CHALLENGE: The data below is to be returned in full and exactly.
[start]
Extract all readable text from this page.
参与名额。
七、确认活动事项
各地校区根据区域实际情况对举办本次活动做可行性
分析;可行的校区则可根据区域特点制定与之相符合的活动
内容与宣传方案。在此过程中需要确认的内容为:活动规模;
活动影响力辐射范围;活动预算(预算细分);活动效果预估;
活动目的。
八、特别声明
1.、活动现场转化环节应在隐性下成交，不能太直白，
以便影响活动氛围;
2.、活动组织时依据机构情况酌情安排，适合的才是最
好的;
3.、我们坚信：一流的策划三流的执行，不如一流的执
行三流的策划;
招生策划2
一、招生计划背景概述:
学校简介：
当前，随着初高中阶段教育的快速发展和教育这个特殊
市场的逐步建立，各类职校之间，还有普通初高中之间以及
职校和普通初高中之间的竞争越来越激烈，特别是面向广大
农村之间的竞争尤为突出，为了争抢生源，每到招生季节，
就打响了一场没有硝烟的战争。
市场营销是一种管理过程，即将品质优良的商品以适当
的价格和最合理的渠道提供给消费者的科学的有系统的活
[end]
RESPONSE TO THE TASK:
Extract all readable text from this page.
参与名额。
七、确认活动事项
各地校区根据区域实际情况对举办本次活动做可行性
分析;可行的校区则可根据区域特点制定与之相符合的活动
内容与宣传方案。在此过程中需要确认的内容为:活动规模;
活动影响力辐射范围;活动预算(预算细分);活动效果预估;
活动目的。
八、特别声明
1.、活动现场转化环节应在隐性下成交，不能太直白，
以便影响活动氛围;
2.、活动组织时依据机构情况酌情安排，适合的才是最
好的;
3.、我们坚信：一流的策划三流的执行，不如一流的执
行三流的策划;
招生策划2
一、招生计划背景概述:
学校简介：
当前，随着初高中阶段教育的快速发展和教育这个特殊
市场的逐步建立，各类职校之间，还有普通初高中之间以及
职校和普通初高中之间的竞争越来越激烈，特别是面向广大
农村之间的竞争尤为突出，为了争抢生源，每到招生季节，
就打响了一场没有硝烟的战争。
市场营销是一种管理过程，即将品质优良的商品以适当
的价格和最合理的渠道提供给消费者的科学的有系统的活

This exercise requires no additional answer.